Problem to solve: Report the count of lines containing the word "قالوا" in the entries below, and nothing more.

Input material:
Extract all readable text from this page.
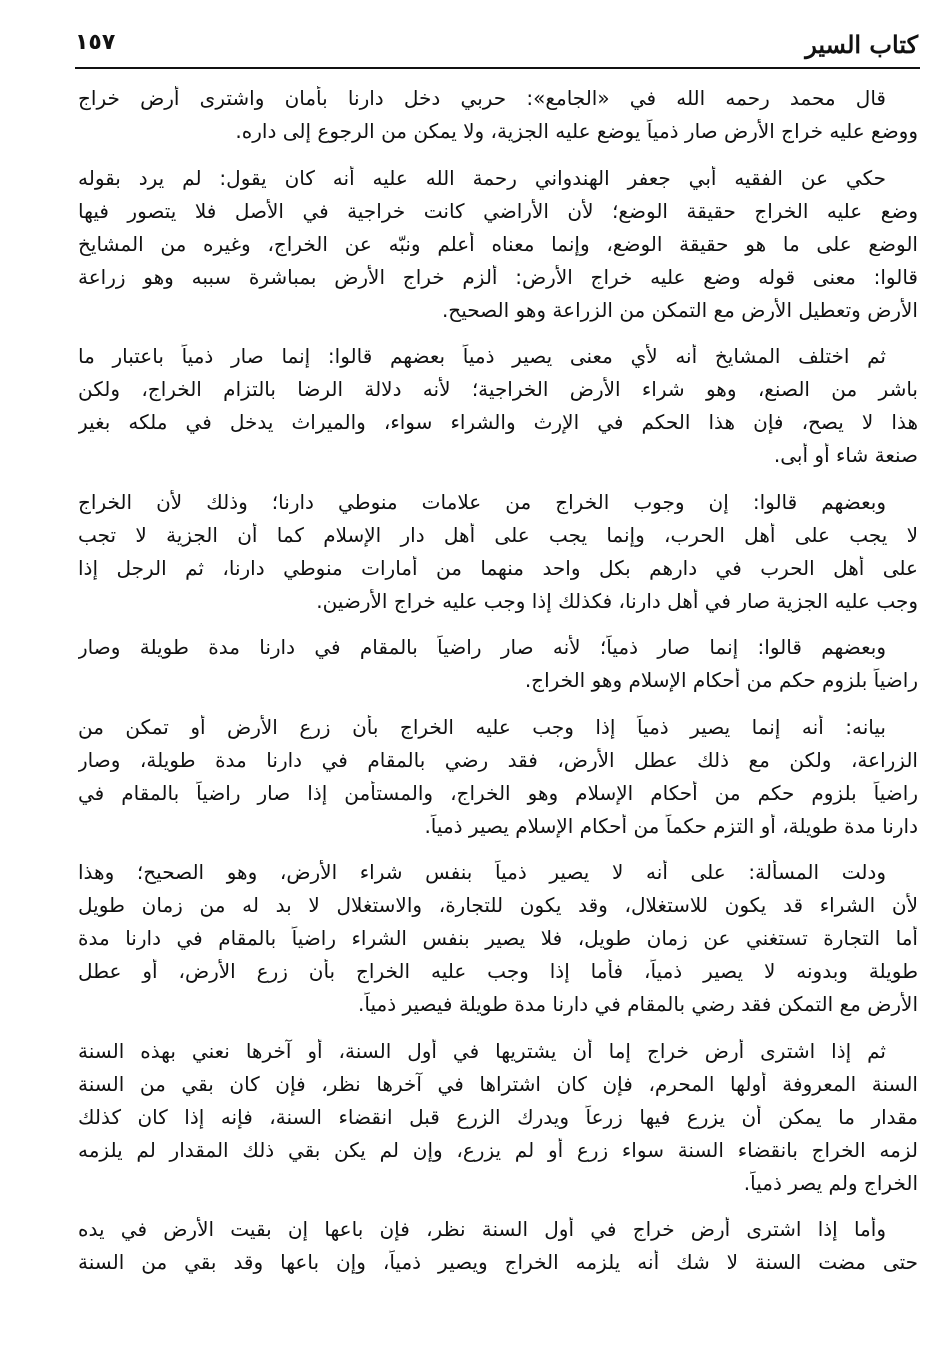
كتاب السير
١٥٧
قال محمد رحمه الله في «الجامع»: حربي دخل دارنا بأمان واشترى أرض خراج
ووضع عليه خراج الأرض صار ذمياً يوضع عليه الجزية، ولا يمكن من الرجوع إلى داره.
حكي عن الفقيه أبي جعفر الهندواني رحمة الله عليه أنه كان يقول: لم يرد بقوله
وضع عليه الخراج حقيقة الوضع؛ لأن الأراضي كانت خراجية في الأصل فلا يتصور فيها
الوضع على ما هو حقيقة الوضع، وإنما معناه أعلم ونبّه عن الخراج، وغيره من المشايخ
قالوا: معنى قوله وضع عليه خراج الأرض: ألزم خراج الأرض بمباشرة سببه وهو زراعة
الأرض وتعطيل الأرض مع التمكن من الزراعة وهو الصحيح.
ثم اختلف المشايخ أنه لأي معنى يصير ذمياً بعضهم قالوا: إنما صار ذمياً باعتبار ما
باشر من الصنع، وهو شراء الأرض الخراجية؛ لأنه دلالة الرضا بالتزام الخراج، ولكن
هذا لا يصح، فإن هذا الحكم في الإرث والشراء سواء، والميراث يدخل في ملكه بغير
صنعة شاء أو أبى.
وبعضهم قالوا: إن وجوب الخراج من علامات منوطي دارنا؛ وذلك لأن الخراج
لا يجب على أهل الحرب، وإنما يجب على أهل دار الإسلام كما أن الجزية لا تجب
على أهل الحرب في دارهم بكل واحد منهما من أمارات منوطي دارنا، ثم الرجل إذا
وجب عليه الجزية صار في أهل دارنا، فكذلك إذا وجب عليه خراج الأرضين.
وبعضهم قالوا: إنما صار ذمياً؛ لأنه صار راضياً بالمقام في دارنا مدة طويلة وصار
راضياً بلزوم حكم من أحكام الإسلام وهو الخراج.
بيانه: أنه إنما يصير ذمياً إذا وجب عليه الخراج بأن زرع الأرض أو تمكن من
الزراعة، ولكن مع ذلك عطل الأرض، فقد رضي بالمقام في دارنا مدة طويلة، وصار
راضياً بلزوم حكم من أحكام الإسلام وهو الخراج، والمستأمن إذا صار راضياً بالمقام في
دارنا مدة طويلة، أو التزم حكماً من أحكام الإسلام يصير ذمياً.
ودلت المسألة: على أنه لا يصير ذمياً بنفس شراء الأرض، وهو الصحيح؛ وهذا
لأن الشراء قد يكون للاستغلال، وقد يكون للتجارة، والاستغلال لا بد له من زمان طويل
أما التجارة تستغني عن زمان طويل، فلا يصير بنفس الشراء راضياً بالمقام في دارنا مدة
طويلة وبدونه لا يصير ذمياً، فأما إذا وجب عليه الخراج بأن زرع الأرض، أو عطل
الأرض مع التمكن فقد رضي بالمقام في دارنا مدة طويلة فيصير ذمياً.
ثم إذا اشترى أرض خراج إما أن يشتريها في أول السنة، أو آخرها نعني بهذه السنة
السنة المعروفة أولها المحرم، فإن كان اشتراها في آخرها نظر، فإن كان بقي من السنة
مقدار ما يمكن أن يزرع فيها زرعاً ويدرك الزرع قبل انقضاء السنة، فإنه إذا كان كذلك
لزمه الخراج بانقضاء السنة سواء زرع أو لم يزرع، وإن لم يكن بقي ذلك المقدار لم يلزمه
الخراج ولم يصر ذمياً.
وأما إذا اشترى أرض خراج في أول السنة نظر، فإن باعها إن بقيت الأرض في يده
حتى مضت السنة لا شك أنه يلزمه الخراج ويصير ذمياً، وإن باعها وقد بقي من السنة
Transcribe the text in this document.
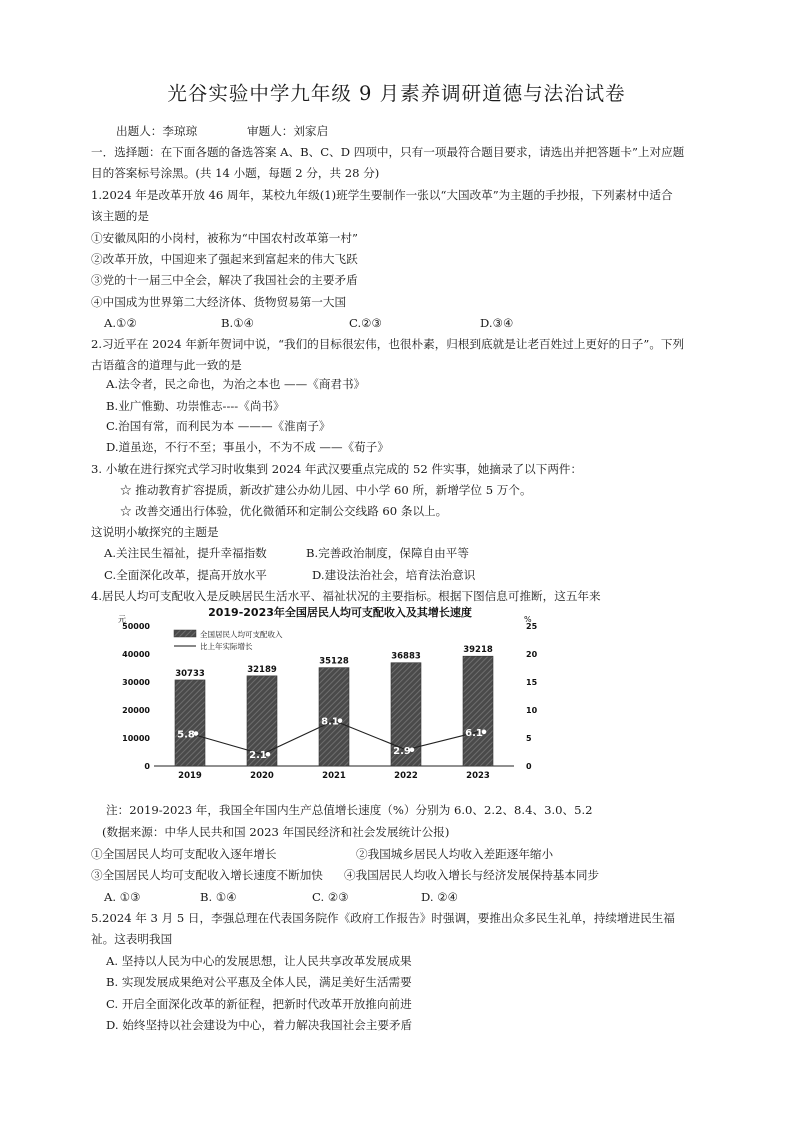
光谷实验中学九年级 9 月素养调研道德与法治试卷
出题人：李琼琼	审题人：刘家启
一．选择题：在下面各题的备选答案 A、B、C、D 四项中，只有一项最符合题目要求，请选出并把答题卡”上对应题
目的答案标号涂黑。(共 14 小题，每题 2 分，共 28 分)
1.2024 年是改革开放 46 周年，某校九年级(1)班学生要制作一张以“大国改革”为主题的手抄报，下列素材中适合
该主题的是
①安徽凤阳的小岗村，被称为“中国农村改革第一村”
②改革开放，中国迎来了强起来到富起来的伟大飞跃
③党的十一届三中全会，解决了我国社会的主要矛盾
④中国成为世界第二大经济体、货物贸易第一大国
A.①②	B.①④	C.②③	D.③④
2.习近平在 2024 年新年贺词中说，“我们的目标很宏伟，也很朴素，归根到底就是让老百姓过上更好的日子”。下列
古语蕴含的道理与此一致的是
A.法令者，民之命也，为治之本也 ——《商君书》
B.业广惟勤、功崇惟志----《尚书》
C.治国有常，而利民为本 ———《淮南子》
D.道虽迩，不行不至；事虽小，不为不成 ——《荀子》
3. 小敏在进行探究式学习时收集到 2024 年武汉要重点完成的 52 件实事，她摘录了以下两件：
☆ 推动教育扩容提质，新改扩建公办幼儿园、中小学 60 所，新增学位 5 万个。
☆ 改善交通出行体验，优化微循环和定制公交线路 60 条以上。
这说明小敏探究的主题是
A.关注民生福祉，提升幸福指数	B.完善政治制度，保障自由平等
C.全面深化改革，提高开放水平	D.建设法治社会，培育法治意识
4.居民人均可支配收入是反映居民生活水平、福祉状况的主要指标。根据下图信息可推断，这五年来
2019-2023年全国居民人均可支配收入及其增长速度
元	%
0
10000
20000
30000
40000
50000
0
5
10
15
20
25
30733
2019
32189
2020
35128
2021
36883
2022
39218
2023
5.8
2.1
8.1
2.9
6.1
全国居民人均可支配收入
比上年实际增长
注：2019-2023 年，我国全年国内生产总值增长速度（%）分别为 6.0、2.2、8.4、3.0、5.2
(数据来源：中华人民共和国 2023 年国民经济和社会发展统计公报)
①全国居民人均可支配收入逐年增长	②我国城乡居民人均收入差距逐年缩小
③全国居民人均可支配收入增长速度不断加快 ④我国居民人均收入增长与经济发展保持基本同步
A. ①③	B. ①④	C. ②③	D. ②④
5.2024 年 3 月 5 日，李强总理在代表国务院作《政府工作报告》时强调，要推出众多民生礼单，持续增进民生福
祉。这表明我国
A. 坚持以人民为中心的发展思想，让人民共享改革发展成果
B. 实现发展成果绝对公平惠及全体人民，满足美好生活需要
C. 开启全面深化改革的新征程，把新时代改革开放推向前进
D. 始终坚持以社会建设为中心，着力解决我国社会主要矛盾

Worked solution: 4